Required task -
Reproduce the records below exactly as they appear.

— BEGIN Records shown —

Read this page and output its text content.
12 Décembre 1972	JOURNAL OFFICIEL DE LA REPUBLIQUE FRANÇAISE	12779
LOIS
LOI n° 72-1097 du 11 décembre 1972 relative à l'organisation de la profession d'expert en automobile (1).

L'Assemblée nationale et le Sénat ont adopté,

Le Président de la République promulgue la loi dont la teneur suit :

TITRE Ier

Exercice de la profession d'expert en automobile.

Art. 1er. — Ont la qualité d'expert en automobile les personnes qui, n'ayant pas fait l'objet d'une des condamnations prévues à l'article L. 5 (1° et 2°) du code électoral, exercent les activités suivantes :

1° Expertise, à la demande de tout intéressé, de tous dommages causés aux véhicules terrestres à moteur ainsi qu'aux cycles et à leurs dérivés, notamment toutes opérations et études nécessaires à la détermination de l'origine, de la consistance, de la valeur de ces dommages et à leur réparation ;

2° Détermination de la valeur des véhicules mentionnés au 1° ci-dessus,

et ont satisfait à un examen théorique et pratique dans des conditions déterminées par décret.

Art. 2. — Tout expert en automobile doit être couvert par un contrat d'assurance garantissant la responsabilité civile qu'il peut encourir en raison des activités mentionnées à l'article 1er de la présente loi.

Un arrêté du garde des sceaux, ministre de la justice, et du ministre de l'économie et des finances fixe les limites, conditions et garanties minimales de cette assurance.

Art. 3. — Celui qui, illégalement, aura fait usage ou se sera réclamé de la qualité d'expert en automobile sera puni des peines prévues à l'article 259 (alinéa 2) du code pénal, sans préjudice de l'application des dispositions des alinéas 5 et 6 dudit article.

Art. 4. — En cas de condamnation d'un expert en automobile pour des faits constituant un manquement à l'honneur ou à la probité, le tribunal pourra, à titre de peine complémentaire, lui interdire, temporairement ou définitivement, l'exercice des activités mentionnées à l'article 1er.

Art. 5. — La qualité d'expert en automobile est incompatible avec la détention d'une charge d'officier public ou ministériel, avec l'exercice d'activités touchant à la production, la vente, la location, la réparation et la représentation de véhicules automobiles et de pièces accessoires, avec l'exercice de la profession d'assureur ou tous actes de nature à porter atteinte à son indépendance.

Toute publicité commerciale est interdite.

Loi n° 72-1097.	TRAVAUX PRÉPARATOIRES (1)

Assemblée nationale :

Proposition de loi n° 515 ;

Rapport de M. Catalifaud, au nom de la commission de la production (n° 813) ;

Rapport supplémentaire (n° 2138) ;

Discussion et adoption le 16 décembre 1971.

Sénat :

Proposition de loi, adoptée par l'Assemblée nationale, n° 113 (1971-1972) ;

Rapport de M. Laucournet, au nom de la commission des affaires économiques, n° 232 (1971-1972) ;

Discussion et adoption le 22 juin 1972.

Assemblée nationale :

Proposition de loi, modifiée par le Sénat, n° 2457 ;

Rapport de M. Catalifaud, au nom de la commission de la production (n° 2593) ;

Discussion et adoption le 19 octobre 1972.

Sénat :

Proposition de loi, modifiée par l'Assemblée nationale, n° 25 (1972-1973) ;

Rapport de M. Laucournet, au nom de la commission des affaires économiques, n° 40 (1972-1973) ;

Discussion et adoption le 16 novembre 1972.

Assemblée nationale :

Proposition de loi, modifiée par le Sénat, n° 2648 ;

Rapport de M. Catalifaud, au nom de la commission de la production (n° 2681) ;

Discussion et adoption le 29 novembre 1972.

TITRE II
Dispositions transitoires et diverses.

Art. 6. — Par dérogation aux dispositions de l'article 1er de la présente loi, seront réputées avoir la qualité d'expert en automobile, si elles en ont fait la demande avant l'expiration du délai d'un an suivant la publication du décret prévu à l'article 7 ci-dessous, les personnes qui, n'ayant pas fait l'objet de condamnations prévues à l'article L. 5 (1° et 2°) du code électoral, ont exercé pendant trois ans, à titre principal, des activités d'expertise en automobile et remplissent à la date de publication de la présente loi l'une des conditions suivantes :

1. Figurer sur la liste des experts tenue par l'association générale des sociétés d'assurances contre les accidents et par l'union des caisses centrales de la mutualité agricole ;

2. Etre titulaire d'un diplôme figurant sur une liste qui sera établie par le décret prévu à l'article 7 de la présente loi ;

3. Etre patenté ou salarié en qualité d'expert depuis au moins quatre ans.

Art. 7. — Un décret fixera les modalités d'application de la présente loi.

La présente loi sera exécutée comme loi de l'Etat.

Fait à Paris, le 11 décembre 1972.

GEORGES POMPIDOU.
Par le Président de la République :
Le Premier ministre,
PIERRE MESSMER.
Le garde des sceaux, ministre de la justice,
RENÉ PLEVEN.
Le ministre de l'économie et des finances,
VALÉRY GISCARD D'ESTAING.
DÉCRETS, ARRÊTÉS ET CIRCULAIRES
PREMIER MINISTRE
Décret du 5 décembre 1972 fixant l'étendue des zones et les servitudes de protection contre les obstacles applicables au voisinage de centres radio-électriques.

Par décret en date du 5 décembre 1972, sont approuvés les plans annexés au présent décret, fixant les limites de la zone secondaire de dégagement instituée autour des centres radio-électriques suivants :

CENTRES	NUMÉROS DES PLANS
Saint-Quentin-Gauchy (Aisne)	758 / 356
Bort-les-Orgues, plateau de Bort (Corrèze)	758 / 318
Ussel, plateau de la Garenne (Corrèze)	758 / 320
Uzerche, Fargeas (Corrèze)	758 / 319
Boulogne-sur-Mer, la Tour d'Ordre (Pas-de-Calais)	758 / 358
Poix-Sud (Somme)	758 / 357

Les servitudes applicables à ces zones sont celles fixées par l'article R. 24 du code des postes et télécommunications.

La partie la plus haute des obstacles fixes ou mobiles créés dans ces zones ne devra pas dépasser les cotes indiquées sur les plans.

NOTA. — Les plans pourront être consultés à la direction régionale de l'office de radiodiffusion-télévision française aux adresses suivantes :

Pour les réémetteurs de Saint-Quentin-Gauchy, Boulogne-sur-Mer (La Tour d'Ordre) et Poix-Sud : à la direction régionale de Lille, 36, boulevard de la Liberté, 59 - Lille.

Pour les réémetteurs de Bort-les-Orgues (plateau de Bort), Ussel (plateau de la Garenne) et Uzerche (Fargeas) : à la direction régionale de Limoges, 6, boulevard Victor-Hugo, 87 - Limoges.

— END Records shown —

Complete response -
Read this page and output its text content.
12 Décembre 1972	JOURNAL OFFICIEL DE LA REPUBLIQUE FRANÇAISE	12779
LOIS
LOI n° 72-1097 du 11 décembre 1972 relative à l'organisation de la profession d'expert en automobile (1).

L'Assemblée nationale et le Sénat ont adopté,

Le Président de la République promulgue la loi dont la teneur suit :

TITRE Ier

Exercice de la profession d'expert en automobile.

Art. 1er. — Ont la qualité d'expert en automobile les personnes qui, n'ayant pas fait l'objet d'une des condamnations prévues à l'article L. 5 (1° et 2°) du code électoral, exercent les activités suivantes :

1° Expertise, à la demande de tout intéressé, de tous dommages causés aux véhicules terrestres à moteur ainsi qu'aux cycles et à leurs dérivés, notamment toutes opérations et études nécessaires à la détermination de l'origine, de la consistance, de la valeur de ces dommages et à leur réparation ;

2° Détermination de la valeur des véhicules mentionnés au 1° ci-dessus,

et ont satisfait à un examen théorique et pratique dans des conditions déterminées par décret.

Art. 2. — Tout expert en automobile doit être couvert par un contrat d'assurance garantissant la responsabilité civile qu'il peut encourir en raison des activités mentionnées à l'article 1er de la présente loi.

Un arrêté du garde des sceaux, ministre de la justice, et du ministre de l'économie et des finances fixe les limites, conditions et garanties minimales de cette assurance.

Art. 3. — Celui qui, illégalement, aura fait usage ou se sera réclamé de la qualité d'expert en automobile sera puni des peines prévues à l'article 259 (alinéa 2) du code pénal, sans préjudice de l'application des dispositions des alinéas 5 et 6 dudit article.

Art. 4. — En cas de condamnation d'un expert en automobile pour des faits constituant un manquement à l'honneur ou à la probité, le tribunal pourra, à titre de peine complémentaire, lui interdire, temporairement ou définitivement, l'exercice des activités mentionnées à l'article 1er.

Art. 5. — La qualité d'expert en automobile est incompatible avec la détention d'une charge d'officier public ou ministériel, avec l'exercice d'activités touchant à la production, la vente, la location, la réparation et la représentation de véhicules automobiles et de pièces accessoires, avec l'exercice de la profession d'assureur ou tous actes de nature à porter atteinte à son indépendance.

Toute publicité commerciale est interdite.

Loi n° 72-1097.	TRAVAUX PRÉPARATOIRES (1)

Assemblée nationale :

Proposition de loi n° 515 ;

Rapport de M. Catalifaud, au nom de la commission de la production (n° 813) ;

Rapport supplémentaire (n° 2138) ;

Discussion et adoption le 16 décembre 1971.

Sénat :

Proposition de loi, adoptée par l'Assemblée nationale, n° 113 (1971-1972) ;

Rapport de M. Laucournet, au nom de la commission des affaires économiques, n° 232 (1971-1972) ;

Discussion et adoption le 22 juin 1972.

Assemblée nationale :

Proposition de loi, modifiée par le Sénat, n° 2457 ;

Rapport de M. Catalifaud, au nom de la commission de la production (n° 2593) ;

Discussion et adoption le 19 octobre 1972.

Sénat :

Proposition de loi, modifiée par l'Assemblée nationale, n° 25 (1972-1973) ;

Rapport de M. Laucournet, au nom de la commission des affaires économiques, n° 40 (1972-1973) ;

Discussion et adoption le 16 novembre 1972.

Assemblée nationale :

Proposition de loi, modifiée par le Sénat, n° 2648 ;

Rapport de M. Catalifaud, au nom de la commission de la production (n° 2681) ;

Discussion et adoption le 29 novembre 1972.

TITRE II
Dispositions transitoires et diverses.

Art. 6. — Par dérogation aux dispositions de l'article 1er de la présente loi, seront réputées avoir la qualité d'expert en automobile, si elles en ont fait la demande avant l'expiration du délai d'un an suivant la publication du décret prévu à l'article 7 ci-dessous, les personnes qui, n'ayant pas fait l'objet de condamnations prévues à l'article L. 5 (1° et 2°) du code électoral, ont exercé pendant trois ans, à titre principal, des activités d'expertise en automobile et remplissent à la date de publication de la présente loi l'une des conditions suivantes :

1. Figurer sur la liste des experts tenue par l'association générale des sociétés d'assurances contre les accidents et par l'union des caisses centrales de la mutualité agricole ;

2. Etre titulaire d'un diplôme figurant sur une liste qui sera établie par le décret prévu à l'article 7 de la présente loi ;

3. Etre patenté ou salarié en qualité d'expert depuis au moins quatre ans.

Art. 7. — Un décret fixera les modalités d'application de la présente loi.

La présente loi sera exécutée comme loi de l'Etat.

Fait à Paris, le 11 décembre 1972.

GEORGES POMPIDOU.
Par le Président de la République :
Le Premier ministre,
PIERRE MESSMER.
Le garde des sceaux, ministre de la justice,
RENÉ PLEVEN.
Le ministre de l'économie et des finances,
VALÉRY GISCARD D'ESTAING.
DÉCRETS, ARRÊTÉS ET CIRCULAIRES
PREMIER MINISTRE
Décret du 5 décembre 1972 fixant l'étendue des zones et les servitudes de protection contre les obstacles applicables au voisinage de centres radio-électriques.

Par décret en date du 5 décembre 1972, sont approuvés les plans annexés au présent décret, fixant les limites de la zone secondaire de dégagement instituée autour des centres radio-électriques suivants :

CENTRES	NUMÉROS DES PLANS
Saint-Quentin-Gauchy (Aisne)	758 / 356
Bort-les-Orgues, plateau de Bort (Corrèze)	758 / 318
Ussel, plateau de la Garenne (Corrèze)	758 / 320
Uzerche, Fargeas (Corrèze)	758 / 319
Boulogne-sur-Mer, la Tour d'Ordre (Pas-de-Calais)	758 / 358
Poix-Sud (Somme)	758 / 357

Les servitudes applicables à ces zones sont celles fixées par l'article R. 24 du code des postes et télécommunications.

La partie la plus haute des obstacles fixes ou mobiles créés dans ces zones ne devra pas dépasser les cotes indiquées sur les plans.

NOTA. — Les plans pourront être consultés à la direction régionale de l'office de radiodiffusion-télévision française aux adresses suivantes :

Pour les réémetteurs de Saint-Quentin-Gauchy, Boulogne-sur-Mer (La Tour d'Ordre) et Poix-Sud : à la direction régionale de Lille, 36, boulevard de la Liberté, 59 - Lille.

Pour les réémetteurs de Bort-les-Orgues (plateau de Bort), Ussel (plateau de la Garenne) et Uzerche (Fargeas) : à la direction régionale de Limoges, 6, boulevard Victor-Hugo, 87 - Limoges.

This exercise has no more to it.